## Passage given

* BEGIN *

Single by The Damned

from the album The Black Album
- B-side: "I Believe the Impossible"; "Sugar and Spite";
- Released: 26 September 1980
- Recorded: 1980
- Genre: New wave; synth-pop;
- Length: 3:45
- Label: Chiswick CHIS 125
- Songwriters: Rat Scabies; Captain Sensible; Paul Gray; Dave Vanian;
- Producers: Hans Zimmer; The Damned;

The Damned singles chronology
| "White Rabbit" (1980) | "The History of the World (Part 1)" (1980) | "There Ain't No Sanity Clause" (1980) |

= The History of the World (Part 1) =

Song by The Damned

"The History of the World (Part 1)" is a single by the English rock band the Damned, released in September 1980 by Chiswick Records. It was co-produced by the band with Hans Zimmer and was included on the band's The Black Album. The record was released in both 7" and 12" formats, and reached No. 51 in the UK Singles Chart.

* END *

## Aim of the task
Reproduce the section of the Damned single text that begins at "The Damned singles" and ends after "UK Singles Chart.", substituting "British" for "English". You won't need the material that comes next.

## Data shown
* BEGIN *

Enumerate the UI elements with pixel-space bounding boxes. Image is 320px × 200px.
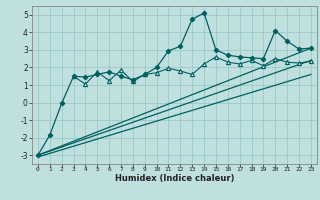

* END *

## Task solution
The Damned singles chronology
| "White Rabbit" (1980) | "The History of the World (Part 1)" (1980) | "There Ain't No Sanity Clause" (1980) |

= The History of the World (Part 1) =

Song by The Damned

"The History of the World (Part 1)" is a single by the British rock band the Damned, released in September 1980 by Chiswick Records. It was co-produced by the band with Hans Zimmer and was included on the band's The Black Album. The record was released in both 7" and 12" formats, and reached No. 51 in the UK Singles Chart.